Material provided:
<<<<

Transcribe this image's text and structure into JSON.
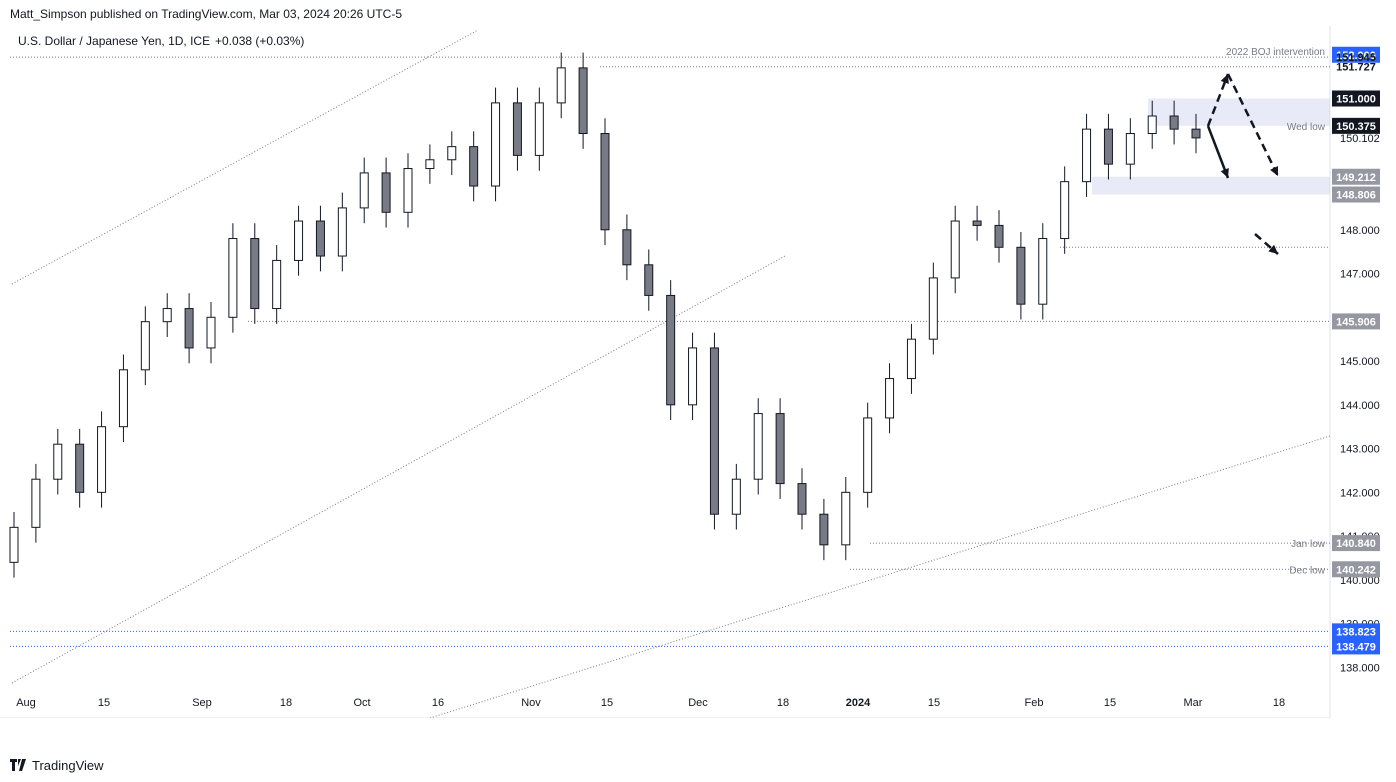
{
  "header": {
    "text": "Matt_Simpson published on TradingView.com, Mar 03, 2024 20:26 UTC-5"
  },
  "footer": {
    "brand": "TradingView",
    "logo_icon": "tradingview-logo-icon"
  },
  "chart_data": {
    "type": "candlestick",
    "title": "U.S. Dollar / Japanese Yen, 1D, ICE",
    "change": "+0.038 (+0.03%)",
    "ylim": [
      137.3,
      152.2
    ],
    "y_ticks": [
      "138.000",
      "139.000",
      "140.000",
      "141.000",
      "142.000",
      "143.000",
      "144.000",
      "145.000",
      "146.000",
      "147.000",
      "148.000",
      "150.102"
    ],
    "x_tick_labels": [
      "Aug",
      "15",
      "Sep",
      "18",
      "Oct",
      "16",
      "Nov",
      "15",
      "Dec",
      "18",
      "2024",
      "15",
      "Feb",
      "15",
      "Mar",
      "18"
    ],
    "price_labels": [
      {
        "value": 152.0,
        "text": "152.000",
        "style": "blue"
      },
      {
        "value": 151.945,
        "text": "151.945",
        "style": "plain"
      },
      {
        "value": 151.727,
        "text": "151.727",
        "style": "plain"
      },
      {
        "value": 151.0,
        "text": "151.000",
        "style": "black"
      },
      {
        "value": 150.375,
        "text": "150.375",
        "style": "black"
      },
      {
        "value": 149.212,
        "text": "149.212",
        "style": "gray"
      },
      {
        "value": 148.806,
        "text": "148.806",
        "style": "gray"
      },
      {
        "value": 145.906,
        "text": "145.906",
        "style": "gray"
      },
      {
        "value": 140.84,
        "text": "140.840",
        "style": "gray"
      },
      {
        "value": 140.242,
        "text": "140.242",
        "style": "gray"
      },
      {
        "value": 138.823,
        "text": "138.823",
        "style": "blue"
      },
      {
        "value": 138.479,
        "text": "138.479",
        "style": "blue"
      }
    ],
    "annotations": [
      {
        "text": "2022 BOJ intervention",
        "level": 151.945
      },
      {
        "text": "Wed low",
        "level": 150.375
      },
      {
        "text": "Jan low",
        "level": 140.84
      },
      {
        "text": "Dec low",
        "level": 140.242
      }
    ],
    "zones": [
      {
        "from": 150.375,
        "to": 151.0
      },
      {
        "from": 148.806,
        "to": 149.212
      }
    ],
    "ohlc_sample_closes": [
      141.2,
      142.3,
      143.1,
      142.0,
      143.5,
      144.8,
      145.9,
      146.2,
      145.3,
      146.0,
      147.8,
      146.2,
      147.3,
      148.2,
      147.4,
      148.5,
      149.3,
      148.4,
      149.4,
      149.6,
      149.9,
      149.0,
      150.9,
      149.7,
      150.9,
      151.7,
      150.2,
      148.0,
      147.2,
      146.5,
      144.0,
      145.3,
      141.5,
      142.3,
      143.8,
      142.2,
      141.5,
      140.8,
      142.0,
      143.7,
      144.6,
      145.5,
      146.9,
      148.2,
      148.1,
      147.6,
      146.3,
      147.8,
      149.1,
      150.3,
      149.5,
      150.2,
      150.6,
      150.3,
      150.1
    ]
  }
}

>>>>

Task to carry out: Pictures are excluded; copy every other part of the records exactly.

Written response:
Transcribe this image's text and structure into JSON.
{
  "header": {
    "text": "Matt_Simpson published on TradingView.com, Mar 03, 2024 20:26 UTC-5"
  },
  "footer": {
    "brand": "TradingView",
    "logo_icon": "tradingview-logo-icon"
  },
  "chart_data": {
    "type": "candlestick",
    "title": "U.S. Dollar / Japanese Yen, 1D, ICE",
    "change": "+0.038 (+0.03%)",
    "ylim": [
      137.3,
      152.2
    ],
    "y_ticks": [
      "138.000",
      "139.000",
      "140.000",
      "141.000",
      "142.000",
      "143.000",
      "144.000",
      "145.000",
      "146.000",
      "147.000",
      "148.000",
      "150.102"
    ],
    "x_tick_labels": [
      "Aug",
      "15",
      "Sep",
      "18",
      "Oct",
      "16",
      "Nov",
      "15",
      "Dec",
      "18",
      "2024",
      "15",
      "Feb",
      "15",
      "Mar",
      "18"
    ],
    "price_labels": [
      {
        "value": 152.0,
        "text": "152.000",
        "style": "blue"
      },
      {
        "value": 151.945,
        "text": "151.945",
        "style": "plain"
      },
      {
        "value": 151.727,
        "text": "151.727",
        "style": "plain"
      },
      {
        "value": 151.0,
        "text": "151.000",
        "style": "black"
      },
      {
        "value": 150.375,
        "text": "150.375",
        "style": "black"
      },
      {
        "value": 149.212,
        "text": "149.212",
        "style": "gray"
      },
      {
        "value": 148.806,
        "text": "148.806",
        "style": "gray"
      },
      {
        "value": 145.906,
        "text": "145.906",
        "style": "gray"
      },
      {
        "value": 140.84,
        "text": "140.840",
        "style": "gray"
      },
      {
        "value": 140.242,
        "text": "140.242",
        "style": "gray"
      },
      {
        "value": 138.823,
        "text": "138.823",
        "style": "blue"
      },
      {
        "value": 138.479,
        "text": "138.479",
        "style": "blue"
      }
    ],
    "annotations": [
      {
        "text": "2022 BOJ intervention",
        "level": 151.945
      },
      {
        "text": "Wed low",
        "level": 150.375
      },
      {
        "text": "Jan low",
        "level": 140.84
      },
      {
        "text": "Dec low",
        "level": 140.242
      }
    ],
    "zones": [
      {
        "from": 150.375,
        "to": 151.0
      },
      {
        "from": 148.806,
        "to": 149.212
      }
    ],
    "ohlc_sample_closes": [
      141.2,
      142.3,
      143.1,
      142.0,
      143.5,
      144.8,
      145.9,
      146.2,
      145.3,
      146.0,
      147.8,
      146.2,
      147.3,
      148.2,
      147.4,
      148.5,
      149.3,
      148.4,
      149.4,
      149.6,
      149.9,
      149.0,
      150.9,
      149.7,
      150.9,
      151.7,
      150.2,
      148.0,
      147.2,
      146.5,
      144.0,
      145.3,
      141.5,
      142.3,
      143.8,
      142.2,
      141.5,
      140.8,
      142.0,
      143.7,
      144.6,
      145.5,
      146.9,
      148.2,
      148.1,
      147.6,
      146.3,
      147.8,
      149.1,
      150.3,
      149.5,
      150.2,
      150.6,
      150.3,
      150.1
    ]
  }
}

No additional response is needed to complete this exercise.